> **AIM**:
Without further comment, state how many lines in the listing below contain the word "months".

>>>>

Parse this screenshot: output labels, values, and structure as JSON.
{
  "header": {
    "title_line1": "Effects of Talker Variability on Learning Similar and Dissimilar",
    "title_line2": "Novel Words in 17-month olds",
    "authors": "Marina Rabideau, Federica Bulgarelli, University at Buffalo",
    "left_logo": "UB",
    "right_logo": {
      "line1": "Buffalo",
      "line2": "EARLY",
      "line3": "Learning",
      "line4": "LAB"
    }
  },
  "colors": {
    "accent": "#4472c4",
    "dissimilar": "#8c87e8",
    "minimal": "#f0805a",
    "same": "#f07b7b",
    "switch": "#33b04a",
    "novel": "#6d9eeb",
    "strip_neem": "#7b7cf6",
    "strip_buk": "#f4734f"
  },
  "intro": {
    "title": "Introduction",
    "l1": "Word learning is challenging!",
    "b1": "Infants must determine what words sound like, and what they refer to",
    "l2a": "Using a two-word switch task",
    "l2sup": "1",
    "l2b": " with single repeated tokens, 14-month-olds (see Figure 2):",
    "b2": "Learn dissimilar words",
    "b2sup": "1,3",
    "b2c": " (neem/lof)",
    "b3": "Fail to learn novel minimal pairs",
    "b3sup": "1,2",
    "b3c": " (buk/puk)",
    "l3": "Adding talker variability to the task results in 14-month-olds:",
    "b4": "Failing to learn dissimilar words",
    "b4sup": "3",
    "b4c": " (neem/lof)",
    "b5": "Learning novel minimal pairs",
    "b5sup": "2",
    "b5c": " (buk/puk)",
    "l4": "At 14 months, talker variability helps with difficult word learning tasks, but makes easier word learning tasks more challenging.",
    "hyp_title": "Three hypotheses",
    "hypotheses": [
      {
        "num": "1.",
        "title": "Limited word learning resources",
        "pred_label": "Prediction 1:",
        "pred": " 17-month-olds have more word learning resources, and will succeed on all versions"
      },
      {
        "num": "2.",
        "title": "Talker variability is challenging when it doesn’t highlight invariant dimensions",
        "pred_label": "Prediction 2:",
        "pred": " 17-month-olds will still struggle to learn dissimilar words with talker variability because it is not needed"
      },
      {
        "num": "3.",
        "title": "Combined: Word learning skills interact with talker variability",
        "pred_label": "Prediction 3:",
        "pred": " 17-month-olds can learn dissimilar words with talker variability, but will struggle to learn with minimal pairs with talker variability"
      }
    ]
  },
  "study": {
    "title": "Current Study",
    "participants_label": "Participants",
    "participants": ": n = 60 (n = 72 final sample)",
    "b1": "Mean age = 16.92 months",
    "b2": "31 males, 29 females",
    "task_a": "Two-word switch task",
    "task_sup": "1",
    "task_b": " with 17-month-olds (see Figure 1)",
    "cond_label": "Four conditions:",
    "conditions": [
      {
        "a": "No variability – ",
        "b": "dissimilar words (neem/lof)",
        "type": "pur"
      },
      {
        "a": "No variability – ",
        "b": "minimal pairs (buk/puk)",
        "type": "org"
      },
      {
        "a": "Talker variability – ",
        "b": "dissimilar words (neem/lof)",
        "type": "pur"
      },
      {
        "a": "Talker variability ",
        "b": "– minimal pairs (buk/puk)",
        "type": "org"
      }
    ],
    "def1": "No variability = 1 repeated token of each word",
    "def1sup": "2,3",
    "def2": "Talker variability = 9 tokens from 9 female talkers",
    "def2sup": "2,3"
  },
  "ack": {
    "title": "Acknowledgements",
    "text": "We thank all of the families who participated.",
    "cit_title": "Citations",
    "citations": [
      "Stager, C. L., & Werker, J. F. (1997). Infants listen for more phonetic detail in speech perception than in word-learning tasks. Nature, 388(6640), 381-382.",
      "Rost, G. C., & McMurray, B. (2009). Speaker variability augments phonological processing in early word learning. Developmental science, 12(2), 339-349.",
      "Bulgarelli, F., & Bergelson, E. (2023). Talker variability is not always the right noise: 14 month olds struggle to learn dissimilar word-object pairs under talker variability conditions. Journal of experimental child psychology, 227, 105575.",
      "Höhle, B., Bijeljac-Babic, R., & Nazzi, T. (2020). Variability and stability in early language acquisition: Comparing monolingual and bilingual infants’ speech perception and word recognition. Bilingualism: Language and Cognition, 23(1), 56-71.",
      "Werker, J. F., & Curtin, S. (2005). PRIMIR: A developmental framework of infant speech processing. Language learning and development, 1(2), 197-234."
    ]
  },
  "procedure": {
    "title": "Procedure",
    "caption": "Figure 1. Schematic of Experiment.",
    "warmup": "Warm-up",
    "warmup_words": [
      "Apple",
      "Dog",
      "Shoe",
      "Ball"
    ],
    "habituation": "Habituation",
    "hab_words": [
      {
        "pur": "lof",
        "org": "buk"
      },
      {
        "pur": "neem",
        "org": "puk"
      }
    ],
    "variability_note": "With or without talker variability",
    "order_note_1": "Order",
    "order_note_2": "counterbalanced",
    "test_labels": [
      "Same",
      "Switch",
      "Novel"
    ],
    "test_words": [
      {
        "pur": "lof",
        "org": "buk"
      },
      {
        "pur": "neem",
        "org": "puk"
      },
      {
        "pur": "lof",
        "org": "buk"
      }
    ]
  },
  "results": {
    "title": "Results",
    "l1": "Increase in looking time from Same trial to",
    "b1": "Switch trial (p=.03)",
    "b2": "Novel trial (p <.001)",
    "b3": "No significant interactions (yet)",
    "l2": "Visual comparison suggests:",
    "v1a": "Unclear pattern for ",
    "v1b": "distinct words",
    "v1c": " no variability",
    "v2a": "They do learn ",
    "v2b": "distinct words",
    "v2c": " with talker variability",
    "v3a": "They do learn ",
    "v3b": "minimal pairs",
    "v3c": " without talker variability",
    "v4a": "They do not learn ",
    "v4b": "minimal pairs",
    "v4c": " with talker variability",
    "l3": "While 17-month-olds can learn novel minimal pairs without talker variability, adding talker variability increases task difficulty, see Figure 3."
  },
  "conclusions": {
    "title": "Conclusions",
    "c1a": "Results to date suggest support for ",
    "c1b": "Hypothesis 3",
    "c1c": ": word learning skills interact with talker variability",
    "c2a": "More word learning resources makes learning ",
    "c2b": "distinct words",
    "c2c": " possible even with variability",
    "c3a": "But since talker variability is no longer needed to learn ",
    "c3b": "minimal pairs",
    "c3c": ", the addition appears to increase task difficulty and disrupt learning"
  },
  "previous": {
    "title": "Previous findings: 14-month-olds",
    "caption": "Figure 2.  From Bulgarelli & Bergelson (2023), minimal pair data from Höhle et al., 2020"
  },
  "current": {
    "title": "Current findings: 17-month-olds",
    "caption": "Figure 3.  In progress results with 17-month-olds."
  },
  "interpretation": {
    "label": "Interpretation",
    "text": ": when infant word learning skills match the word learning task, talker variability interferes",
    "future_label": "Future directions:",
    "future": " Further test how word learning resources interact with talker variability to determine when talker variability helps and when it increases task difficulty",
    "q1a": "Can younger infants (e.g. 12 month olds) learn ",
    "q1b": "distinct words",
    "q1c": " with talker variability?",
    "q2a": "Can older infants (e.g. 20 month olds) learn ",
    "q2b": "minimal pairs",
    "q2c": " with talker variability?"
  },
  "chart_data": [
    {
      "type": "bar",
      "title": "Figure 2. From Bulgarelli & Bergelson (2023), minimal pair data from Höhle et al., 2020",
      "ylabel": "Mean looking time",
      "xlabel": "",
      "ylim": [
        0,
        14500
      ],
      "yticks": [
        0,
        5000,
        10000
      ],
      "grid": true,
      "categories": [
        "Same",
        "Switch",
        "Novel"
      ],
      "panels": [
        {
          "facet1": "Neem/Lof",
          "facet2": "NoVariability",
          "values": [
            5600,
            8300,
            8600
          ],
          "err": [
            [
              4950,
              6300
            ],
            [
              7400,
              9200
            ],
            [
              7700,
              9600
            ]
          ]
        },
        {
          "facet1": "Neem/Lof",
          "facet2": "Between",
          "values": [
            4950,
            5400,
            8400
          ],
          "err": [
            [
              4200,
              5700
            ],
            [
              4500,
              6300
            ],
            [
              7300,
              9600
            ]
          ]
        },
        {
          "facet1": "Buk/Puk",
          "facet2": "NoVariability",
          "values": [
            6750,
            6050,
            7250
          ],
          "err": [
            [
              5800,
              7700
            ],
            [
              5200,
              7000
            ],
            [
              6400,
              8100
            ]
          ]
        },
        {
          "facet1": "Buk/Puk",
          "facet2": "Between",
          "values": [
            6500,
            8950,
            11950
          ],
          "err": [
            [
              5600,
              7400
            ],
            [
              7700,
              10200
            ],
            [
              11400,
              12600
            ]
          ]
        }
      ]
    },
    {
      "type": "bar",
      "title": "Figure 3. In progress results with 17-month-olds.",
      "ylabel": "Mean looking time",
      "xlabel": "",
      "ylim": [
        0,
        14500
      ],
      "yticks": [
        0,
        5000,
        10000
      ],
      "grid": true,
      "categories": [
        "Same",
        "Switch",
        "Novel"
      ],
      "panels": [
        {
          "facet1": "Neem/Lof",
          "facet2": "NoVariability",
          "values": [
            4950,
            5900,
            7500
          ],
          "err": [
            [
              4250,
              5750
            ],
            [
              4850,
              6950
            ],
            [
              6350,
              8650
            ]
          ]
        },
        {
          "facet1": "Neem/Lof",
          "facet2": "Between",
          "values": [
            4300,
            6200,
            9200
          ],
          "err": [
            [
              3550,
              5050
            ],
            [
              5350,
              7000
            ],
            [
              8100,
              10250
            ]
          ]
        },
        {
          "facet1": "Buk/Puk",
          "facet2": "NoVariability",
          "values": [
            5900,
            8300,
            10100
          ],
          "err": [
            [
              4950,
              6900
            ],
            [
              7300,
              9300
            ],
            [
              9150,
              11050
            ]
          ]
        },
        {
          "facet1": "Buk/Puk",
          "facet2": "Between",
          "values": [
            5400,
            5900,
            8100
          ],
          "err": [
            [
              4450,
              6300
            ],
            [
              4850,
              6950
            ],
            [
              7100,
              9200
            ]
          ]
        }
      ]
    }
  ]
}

<<<<

> **WRITTEN ANSWER**:
2